Recorded data
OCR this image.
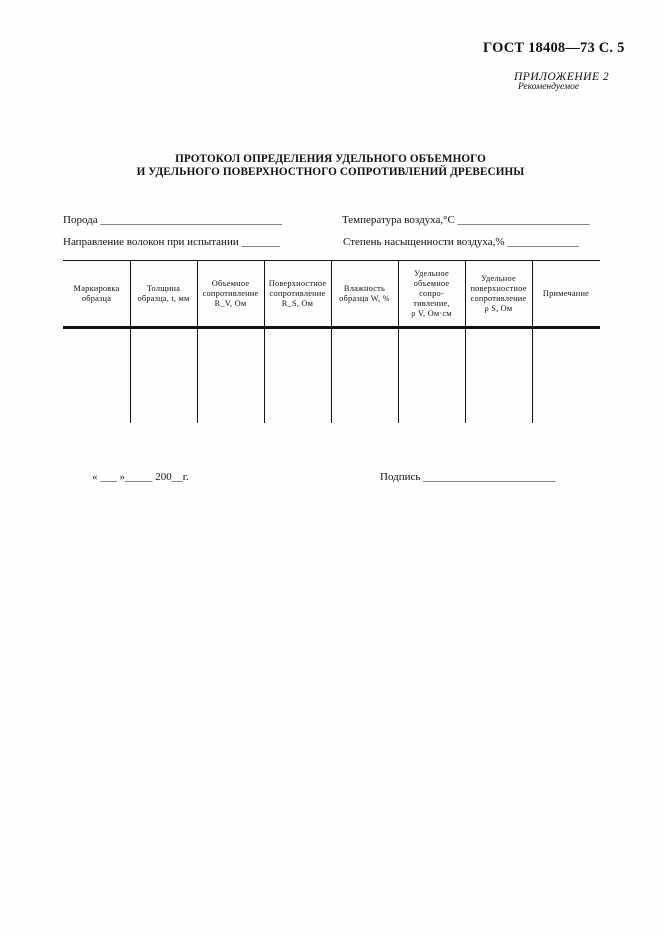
ГОСТ 18408—73 С. 5
ПРИЛОЖЕНИЕ 2
Рекомендуемое
ПРОТОКОЛ ОПРЕДЕЛЕНИЯ УДЕЛЬНОГО ОБЪЕМНОГО
И УДЕЛЬНОГО ПОВЕРХНОСТНОГО СОПРОТИВЛЕНИЙ ДРЕВЕСИНЫ
Порода _________________________________
Направление волокон при испытании _______
Температура воздуха,°С ________________________
Степень насыщенности воздуха,% _____________
Маркировка
образца
Толщина
образца, t, мм
Объемное
сопротивление
R_V, Ом
Поверхностное
сопротивление
R_S, Ом
Влажность
образца W, %
Удельное
объемное
сопро-
тивление,
ρ V, Ом·см
Удельное
поверхностное
сопротивление
ρ S, Ом
Примечание
« ___ »_____ 200__г.	Подпись ________________________
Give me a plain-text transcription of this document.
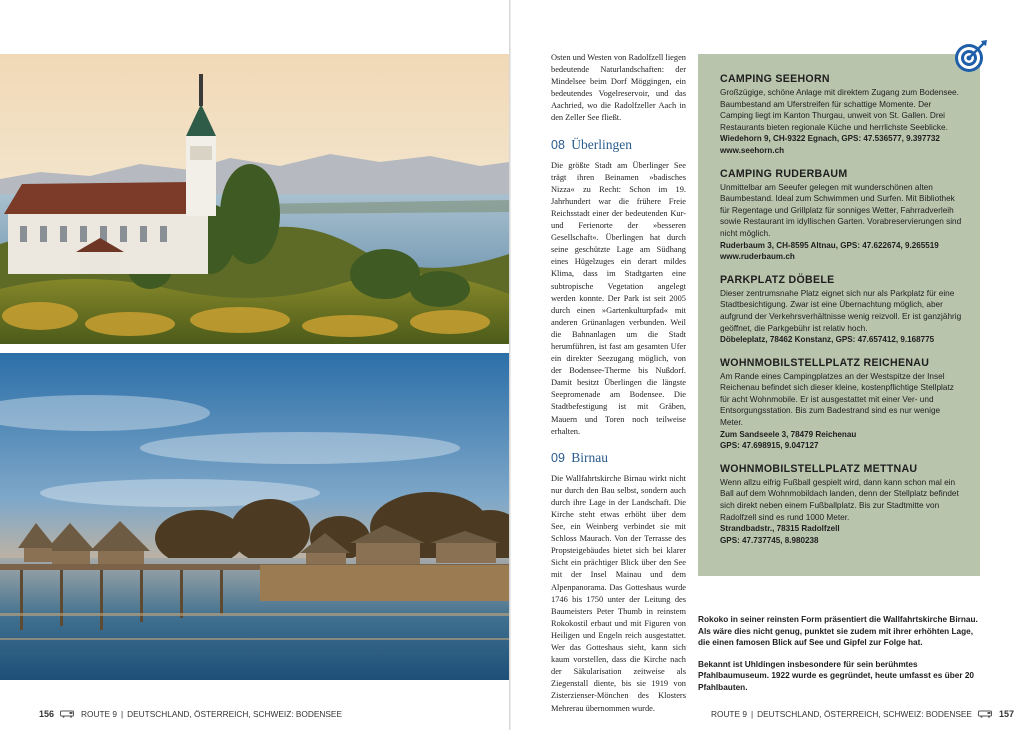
Osten und Westen von Radolfzell liegen bedeutende Naturlandschaften: der Mindelsee beim Dorf Möggingen, ein bedeutendes Vogelreservoir, und das Aachried, wo die Radolfzeller Aach in den Zeller See fließt.

08 Überlingen

Die größte Stadt am Überlinger See trägt ihren Beinamen »badisches Nizza« zu Recht: Schon im 19. Jahrhundert war die frühere Freie Reichsstadt einer der bedeutenden Kur- und Ferienorte der »besseren Gesellschaft«. Überlingen hat durch seine geschützte Lage am Südhang eines Hügelzuges ein derart mildes Klima, dass im Stadtgarten eine subtropische Vegetation angelegt werden konnte. Der Park ist seit 2005 durch einen »Gartenkulturpfad« mit anderen Grünanlagen verbunden. Weil die Bahnanlagen um die Stadt herumführen, ist fast am gesamten Ufer ein direkter Seezugang möglich, von der Bodensee-Therme bis Nußdorf. Damit besitzt Überlingen die längste Seepromenade am Bodensee. Die Stadtbefestigung ist mit Gräben, Mauern und Toren noch teilweise erhalten.

09 Birnau

Die Wallfahrtskirche Birnau wirkt nicht nur durch den Bau selbst, sondern auch durch ihre Lage in der Landschaft. Die Kirche steht etwas erhöht über dem See, ein Weinberg verbindet sie mit Schloss Maurach. Von der Terrasse des Propsteigebäudes bietet sich bei klarer Sicht ein prächtiger Blick über den See mit der Insel Mainau und dem Alpenpanorama. Das Gotteshaus wurde 1746 bis 1750 unter der Leitung des Baumeisters Peter Thumb in reinstem Rokokostil erbaut und mit Figuren von Heiligen und Engeln reich ausgestattet. Wer das Gotteshaus sieht, kann sich kaum vorstellen, dass die Kirche nach der Säkularisation zeitweise als Ziegenstall diente, bis sie 1919 von Zisterzienser-Mönchen des Klosters Mehrerau übernommen wurde.

CAMPING SEEHORN
Großzügige, schöne Anlage mit direktem Zugang zum Bodensee. Baumbestand am Uferstreifen für schattige Momente. Der Camping liegt im Kanton Thurgau, unweit von St. Gallen. Drei Restaurants bieten regionale Küche und herrlichste Seeblicke.
Wiedehorn 9, CH-9322 Egnach, GPS: 47.536577, 9.397732
www.seehorn.ch
CAMPING RUDERBAUM
Unmittelbar am Seeufer gelegen mit wunderschönen alten Baumbestand. Ideal zum Schwimmen und Surfen. Mit Bibliothek für Regentage und Grillplatz für sonniges Wetter, Fahrradverleih sowie Restaurant im idyllischen Garten. Vorabreservierungen sind nicht möglich.
Ruderbaum 3, CH-8595 Altnau, GPS: 47.622674, 9.265519
www.ruderbaum.ch
PARKPLATZ DÖBELE
Dieser zentrumsnahe Platz eignet sich nur als Parkplatz für eine Stadtbesichtigung. Zwar ist eine Übernachtung möglich, aber aufgrund der Verkehrsverhältnisse wenig reizvoll. Er ist ganzjährig geöffnet, die Parkgebühr ist relativ hoch.
Döbeleplatz, 78462 Konstanz, GPS: 47.657412, 9.168775
WOHNMOBILSTELLPLATZ REICHENAU
Am Rande eines Campingplatzes an der Westspitze der Insel Reichenau befindet sich dieser kleine, kostenpflichtige Stellplatz für acht Wohnmobile. Er ist ausgestattet mit einer Ver- und Entsorgungsstation. Bis zum Badestrand sind es nur wenige Meter.
Zum Sandseele 3, 78479 Reichenau
GPS: 47.698915, 9.047127
WOHNMOBILSTELLPLATZ METTNAU
Wenn allzu eifrig Fußball gespielt wird, dann kann schon mal ein Ball auf dem Wohnmobildach landen, denn der Stellplatz befindet sich direkt neben einem Fußballplatz. Bis zur Stadtmitte von Radolfzell sind es rund 1000 Meter.
Strandbadstr., 78315 Radolfzell
GPS: 47.737745, 8.980238

Rokoko in seiner reinsten Form präsentiert die Wallfahrtskirche Birnau. Als wäre dies nicht genug, punktet sie zudem mit ihrer erhöhten Lage, die einen famosen Blick auf See und Gipfel zur Folge hat.

Bekannt ist Uhldingen insbesondere für sein berühmtes Pfahlbaumuseum. 1922 wurde es gegründet, heute umfasst es über 20 Pfahlbauten.

156	ROUTE 9 | DEUTSCHLAND, ÖSTERREICH, SCHWEIZ: BODENSEE	ROUTE 9 | DEUTSCHLAND, ÖSTERREICH, SCHWEIZ: BODENSEE	157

- _JOB_
Set the listing down in full and exactly. Pictures within it should not appear in the copy.

- _FULL OUTPUT_
OCR this image.
ГОСТ 18408—73 С. 5
ПРИЛОЖЕНИЕ 2
Рекомендуемое
ПРОТОКОЛ ОПРЕДЕЛЕНИЯ УДЕЛЬНОГО ОБЪЕМНОГО
И УДЕЛЬНОГО ПОВЕРХНОСТНОГО СОПРОТИВЛЕНИЙ ДРЕВЕСИНЫ
Порода _________________________________
Направление волокон при испытании _______
Температура воздуха,°С ________________________
Степень насыщенности воздуха,% _____________
Маркировка
образца
Толщина
образца, t, мм
Объемное
сопротивление
R_V, Ом
Поверхностное
сопротивление
R_S, Ом
Влажность
образца W, %
Удельное
объемное
сопро-
тивление,
ρ V, Ом·см
Удельное
поверхностное
сопротивление
ρ S, Ом
Примечание
« ___ »_____ 200__г.	Подпись ________________________
Give me a plain-text transcription of this document.
Osten und Westen von Radolfzell liegen bedeutende Naturlandschaften: der Mindelsee beim Dorf Möggingen, ein bedeutendes Vogelreservoir, und das Aachried, wo die Radolfzeller Aach in den Zeller See fließt.

08 Überlingen

Die größte Stadt am Überlinger See trägt ihren Beinamen »badisches Nizza« zu Recht: Schon im 19. Jahrhundert war die frühere Freie Reichsstadt einer der bedeutenden Kur- und Ferienorte der »besseren Gesellschaft«. Überlingen hat durch seine geschützte Lage am Südhang eines Hügelzuges ein derart mildes Klima, dass im Stadtgarten eine subtropische Vegetation angelegt werden konnte. Der Park ist seit 2005 durch einen »Gartenkulturpfad« mit anderen Grünanlagen verbunden. Weil die Bahnanlagen um die Stadt herumführen, ist fast am gesamten Ufer ein direkter Seezugang möglich, von der Bodensee-Therme bis Nußdorf. Damit besitzt Überlingen die längste Seepromenade am Bodensee. Die Stadtbefestigung ist mit Gräben, Mauern und Toren noch teilweise erhalten.

09 Birnau

Die Wallfahrtskirche Birnau wirkt nicht nur durch den Bau selbst, sondern auch durch ihre Lage in der Landschaft. Die Kirche steht etwas erhöht über dem See, ein Weinberg verbindet sie mit Schloss Maurach. Von der Terrasse des Propsteigebäudes bietet sich bei klarer Sicht ein prächtiger Blick über den See mit der Insel Mainau und dem Alpenpanorama. Das Gotteshaus wurde 1746 bis 1750 unter der Leitung des Baumeisters Peter Thumb in reinstem Rokokostil erbaut und mit Figuren von Heiligen und Engeln reich ausgestattet. Wer das Gotteshaus sieht, kann sich kaum vorstellen, dass die Kirche nach der Säkularisation zeitweise als Ziegenstall diente, bis sie 1919 von Zisterzienser-Mönchen des Klosters Mehrerau übernommen wurde.

CAMPING SEEHORN
Großzügige, schöne Anlage mit direktem Zugang zum Bodensee. Baumbestand am Uferstreifen für schattige Momente. Der Camping liegt im Kanton Thurgau, unweit von St. Gallen. Drei Restaurants bieten regionale Küche und herrlichste Seeblicke.
Wiedehorn 9, CH-9322 Egnach, GPS: 47.536577, 9.397732
www.seehorn.ch
CAMPING RUDERBAUM
Unmittelbar am Seeufer gelegen mit wunderschönen alten Baumbestand. Ideal zum Schwimmen und Surfen. Mit Bibliothek für Regentage und Grillplatz für sonniges Wetter, Fahrradverleih sowie Restaurant im idyllischen Garten. Vorabreservierungen sind nicht möglich.
Ruderbaum 3, CH-8595 Altnau, GPS: 47.622674, 9.265519
www.ruderbaum.ch
PARKPLATZ DÖBELE
Dieser zentrumsnahe Platz eignet sich nur als Parkplatz für eine Stadtbesichtigung. Zwar ist eine Übernachtung möglich, aber aufgrund der Verkehrsverhältnisse wenig reizvoll. Er ist ganzjährig geöffnet, die Parkgebühr ist relativ hoch.
Döbeleplatz, 78462 Konstanz, GPS: 47.657412, 9.168775
WOHNMOBILSTELLPLATZ REICHENAU
Am Rande eines Campingplatzes an der Westspitze der Insel Reichenau befindet sich dieser kleine, kostenpflichtige Stellplatz für acht Wohnmobile. Er ist ausgestattet mit einer Ver- und Entsorgungsstation. Bis zum Badestrand sind es nur wenige Meter.
Zum Sandseele 3, 78479 Reichenau
GPS: 47.698915, 9.047127
WOHNMOBILSTELLPLATZ METTNAU
Wenn allzu eifrig Fußball gespielt wird, dann kann schon mal ein Ball auf dem Wohnmobildach landen, denn der Stellplatz befindet sich direkt neben einem Fußballplatz. Bis zur Stadtmitte von Radolfzell sind es rund 1000 Meter.
Strandbadstr., 78315 Radolfzell
GPS: 47.737745, 8.980238

Rokoko in seiner reinsten Form präsentiert die Wallfahrtskirche Birnau. Als wäre dies nicht genug, punktet sie zudem mit ihrer erhöhten Lage, die einen famosen Blick auf See und Gipfel zur Folge hat.

Bekannt ist Uhldingen insbesondere für sein berühmtes Pfahlbaumuseum. 1922 wurde es gegründet, heute umfasst es über 20 Pfahlbauten.

156	ROUTE 9 | DEUTSCHLAND, ÖSTERREICH, SCHWEIZ: BODENSEE	ROUTE 9 | DEUTSCHLAND, ÖSTERREICH, SCHWEIZ: BODENSEE	157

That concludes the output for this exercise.